Retype the following lines verbatim, omitting the pictures from your answer.

*** The input

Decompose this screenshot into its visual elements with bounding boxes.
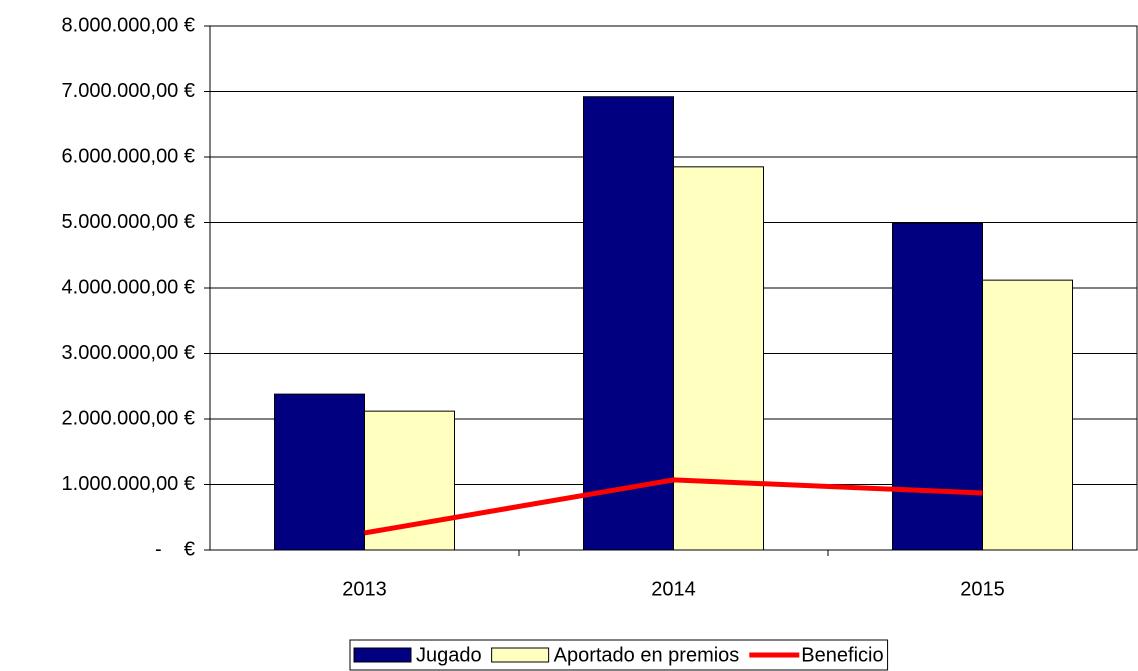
y-tick-label: 2.000.000,00 € [62,407,195,429]
x-tick-label: 2015 [960,578,1005,600]
y-tick-label: 3.000.000,00 € [62,342,195,364]
line-series [364,477,983,536]
legend-label: Jugado [416,644,482,666]
bar [892,222,983,551]
bar [982,279,1073,551]
legend-label: Beneficio [801,644,883,666]
y-tick-label: - € [155,538,195,560]
x-tick-label: 2013 [342,578,387,600]
y-tick-label: 6.000.000,00 € [62,145,195,167]
legend-swatch [353,647,412,663]
y-tick-label: 1.000.000,00 € [62,473,195,495]
x-tick-label: 2014 [651,578,696,600]
bar [274,393,365,551]
bar [673,166,764,551]
y-tick-label: 8.000.000,00 € [62,14,195,36]
y-tick-label: 4.000.000,00 € [62,276,195,298]
legend-swatch [491,647,550,663]
legend: Jugado Aportado en premios Beneficio [349,639,889,671]
bar [583,96,674,551]
y-tick-label: 7.000.000,00 € [62,80,195,102]
y-tick-label: 5.000.000,00 € [62,211,195,233]
legend-label: Aportado en premios [554,644,740,666]
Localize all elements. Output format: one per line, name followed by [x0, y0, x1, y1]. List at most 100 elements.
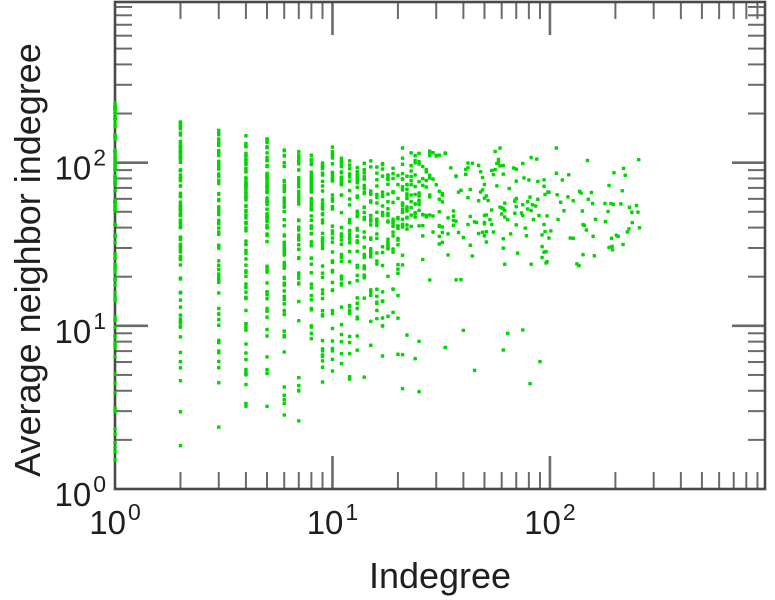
data-point — [217, 291, 221, 295]
data-point — [521, 328, 525, 332]
data-point — [400, 201, 405, 205]
data-point — [244, 209, 248, 214]
data-point — [449, 166, 453, 170]
data-point — [347, 197, 352, 201]
data-point — [586, 197, 590, 201]
data-point — [375, 308, 379, 313]
data-point — [446, 232, 450, 236]
data-point — [466, 166, 470, 170]
data-point — [265, 334, 269, 338]
data-point — [369, 213, 373, 218]
data-point — [362, 183, 366, 188]
data-point — [330, 240, 335, 244]
data-point — [347, 259, 352, 264]
data-point — [443, 345, 447, 350]
data-point — [409, 213, 413, 217]
data-point — [421, 234, 425, 238]
data-point — [591, 234, 595, 239]
data-point — [589, 190, 594, 195]
data-point — [555, 193, 559, 197]
data-point — [490, 208, 494, 212]
data-point — [501, 163, 505, 168]
data-point — [400, 207, 405, 212]
data-point — [400, 188, 405, 192]
data-point — [431, 230, 435, 234]
data-point — [265, 281, 269, 285]
data-point — [476, 199, 481, 203]
data-point — [178, 256, 183, 260]
data-point — [113, 134, 117, 138]
data-point — [386, 240, 390, 245]
data-point — [431, 151, 435, 155]
data-point — [320, 184, 325, 188]
data-point — [400, 185, 405, 189]
data-point — [417, 339, 421, 344]
data-point — [409, 183, 413, 187]
data-point — [454, 278, 458, 282]
data-point — [309, 240, 314, 244]
data-point — [482, 222, 487, 226]
data-point — [297, 383, 301, 388]
data-point — [355, 170, 359, 174]
data-point — [309, 293, 314, 298]
data-point — [527, 178, 531, 182]
data-point — [437, 189, 442, 193]
data-point — [391, 247, 395, 251]
data-point — [391, 200, 395, 205]
data-point — [178, 335, 183, 339]
data-point — [400, 171, 405, 176]
data-point — [330, 236, 335, 240]
data-point — [522, 176, 526, 180]
data-point — [484, 240, 489, 244]
data-point — [113, 252, 117, 256]
data-point — [355, 214, 359, 219]
data-point — [265, 155, 269, 160]
data-point — [309, 243, 314, 247]
data-point — [409, 163, 413, 168]
data-point — [535, 157, 539, 161]
data-point — [482, 182, 487, 187]
data-point — [501, 348, 505, 352]
data-point — [244, 157, 248, 162]
data-point — [621, 166, 626, 171]
data-point — [413, 184, 417, 189]
data-point — [265, 176, 269, 180]
data-point — [405, 174, 409, 178]
data-point — [113, 256, 117, 260]
data-point — [472, 368, 477, 373]
data-point — [309, 256, 314, 260]
data-point — [178, 305, 183, 309]
data-point — [540, 233, 544, 237]
data-point — [380, 250, 385, 255]
data-point — [355, 185, 359, 189]
data-point — [571, 199, 575, 203]
data-point — [355, 306, 359, 311]
data-point — [339, 225, 344, 230]
data-point — [424, 185, 428, 189]
data-point — [282, 243, 286, 247]
data-point — [217, 218, 221, 223]
data-point — [309, 331, 314, 336]
data-point — [386, 207, 390, 211]
data-point — [320, 198, 325, 202]
data-point — [113, 265, 117, 270]
data-point — [244, 154, 248, 158]
data-point — [309, 170, 314, 174]
data-point — [113, 299, 117, 303]
data-point — [297, 238, 301, 242]
data-point — [113, 182, 117, 187]
data-point — [538, 359, 542, 364]
data-point — [309, 202, 314, 206]
data-point — [113, 111, 117, 115]
data-point — [542, 184, 546, 188]
data-point — [496, 160, 501, 165]
data-point — [405, 193, 409, 198]
data-point — [400, 146, 405, 150]
data-point — [391, 310, 395, 315]
data-point — [637, 226, 642, 230]
plot-border — [113, 0, 767, 491]
data-point — [545, 260, 549, 264]
data-point — [405, 216, 409, 220]
data-point — [217, 276, 221, 281]
data-point — [217, 425, 221, 429]
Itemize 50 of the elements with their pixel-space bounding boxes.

******

▶ _Answer for the task_:
Decompose this screenshot into its visual elements with bounding boxes.
y-tick-label: 2.000.000,00 € [62,407,195,429]
x-tick-label: 2015 [960,578,1005,600]
y-tick-label: 3.000.000,00 € [62,342,195,364]
line-series [364,477,983,536]
legend-label: Jugado [416,644,482,666]
bar [892,222,983,551]
bar [982,279,1073,551]
legend-label: Beneficio [801,644,883,666]
y-tick-label: - € [155,538,195,560]
x-tick-label: 2013 [342,578,387,600]
y-tick-label: 6.000.000,00 € [62,145,195,167]
legend-swatch [353,647,412,663]
y-tick-label: 1.000.000,00 € [62,473,195,495]
x-tick-label: 2014 [651,578,696,600]
bar [274,393,365,551]
bar [673,166,764,551]
y-tick-label: 8.000.000,00 € [62,14,195,36]
y-tick-label: 4.000.000,00 € [62,276,195,298]
legend-swatch [491,647,550,663]
legend: Jugado Aportado en premios Beneficio [349,639,889,671]
bar [583,96,674,551]
y-tick-label: 7.000.000,00 € [62,80,195,102]
y-tick-label: 5.000.000,00 € [62,211,195,233]
legend-label: Aportado en premios [554,644,740,666]
Localize all elements. Output format: one per line, name followed by [x0, y0, x1, y1]. List at most 100 elements.
data-point — [217, 291, 221, 295]
data-point — [521, 328, 525, 332]
data-point — [400, 201, 405, 205]
data-point — [244, 209, 248, 214]
data-point — [449, 166, 453, 170]
data-point — [347, 197, 352, 201]
data-point — [586, 197, 590, 201]
data-point — [375, 308, 379, 313]
data-point — [446, 232, 450, 236]
data-point — [466, 166, 470, 170]
data-point — [265, 334, 269, 338]
data-point — [369, 213, 373, 218]
data-point — [362, 183, 366, 188]
data-point — [330, 240, 335, 244]
data-point — [347, 259, 352, 264]
data-point — [443, 345, 447, 350]
data-point — [409, 213, 413, 217]
data-point — [421, 234, 425, 238]
data-point — [591, 234, 595, 239]
data-point — [589, 190, 594, 195]
data-point — [555, 193, 559, 197]
data-point — [490, 208, 494, 212]
data-point — [501, 163, 505, 168]
data-point — [400, 207, 405, 212]
data-point — [400, 188, 405, 192]
data-point — [431, 230, 435, 234]
data-point — [265, 281, 269, 285]
data-point — [476, 199, 481, 203]
data-point — [178, 256, 183, 260]
data-point — [113, 134, 117, 138]
data-point — [386, 240, 390, 245]
data-point — [431, 151, 435, 155]
data-point — [320, 184, 325, 188]
data-point — [400, 185, 405, 189]
data-point — [417, 339, 421, 344]
data-point — [409, 183, 413, 187]
data-point — [454, 278, 458, 282]
data-point — [309, 240, 314, 244]
data-point — [482, 222, 487, 226]
data-point — [297, 383, 301, 388]
data-point — [355, 170, 359, 174]
data-point — [309, 293, 314, 298]
data-point — [527, 178, 531, 182]
data-point — [437, 189, 442, 193]
data-point — [391, 247, 395, 251]
data-point — [391, 200, 395, 205]
data-point — [178, 335, 183, 339]
data-point — [400, 171, 405, 176]
data-point — [330, 236, 335, 240]
data-point — [522, 176, 526, 180]
data-point — [484, 240, 489, 244]
data-point — [113, 252, 117, 256]
data-point — [355, 214, 359, 219]
data-point — [265, 155, 269, 160]
data-point — [309, 243, 314, 247]
data-point — [409, 163, 413, 168]
data-point — [535, 157, 539, 161]
data-point — [482, 182, 487, 187]
data-point — [501, 348, 505, 352]
data-point — [244, 157, 248, 162]
data-point — [621, 166, 626, 171]
data-point — [413, 184, 417, 189]
data-point — [265, 176, 269, 180]
data-point — [405, 174, 409, 178]
data-point — [113, 256, 117, 260]
data-point — [472, 368, 477, 373]
data-point — [309, 256, 314, 260]
data-point — [178, 305, 183, 309]
data-point — [540, 233, 544, 237]
data-point — [380, 250, 385, 255]
data-point — [355, 185, 359, 189]
data-point — [571, 199, 575, 203]
data-point — [355, 306, 359, 311]
data-point — [339, 225, 344, 230]
data-point — [424, 185, 428, 189]
data-point — [282, 243, 286, 247]
data-point — [217, 218, 221, 223]
data-point — [309, 331, 314, 336]
data-point — [386, 207, 390, 211]
data-point — [320, 198, 325, 202]
data-point — [113, 265, 117, 270]
data-point — [244, 154, 248, 158]
data-point — [309, 170, 314, 174]
data-point — [113, 299, 117, 303]
data-point — [297, 238, 301, 242]
data-point — [113, 182, 117, 187]
data-point — [538, 359, 542, 364]
data-point — [309, 202, 314, 206]
data-point — [113, 111, 117, 115]
data-point — [542, 184, 546, 188]
data-point — [496, 160, 501, 165]
data-point — [405, 193, 409, 198]
data-point — [400, 146, 405, 150]
data-point — [391, 310, 395, 315]
data-point — [637, 226, 642, 230]
plot-border — [113, 0, 767, 491]
data-point — [545, 260, 549, 264]
data-point — [405, 216, 409, 220]
data-point — [217, 276, 221, 281]
data-point — [217, 425, 221, 429]
Itemize 50 of the elements with their pixel-space bounding boxes.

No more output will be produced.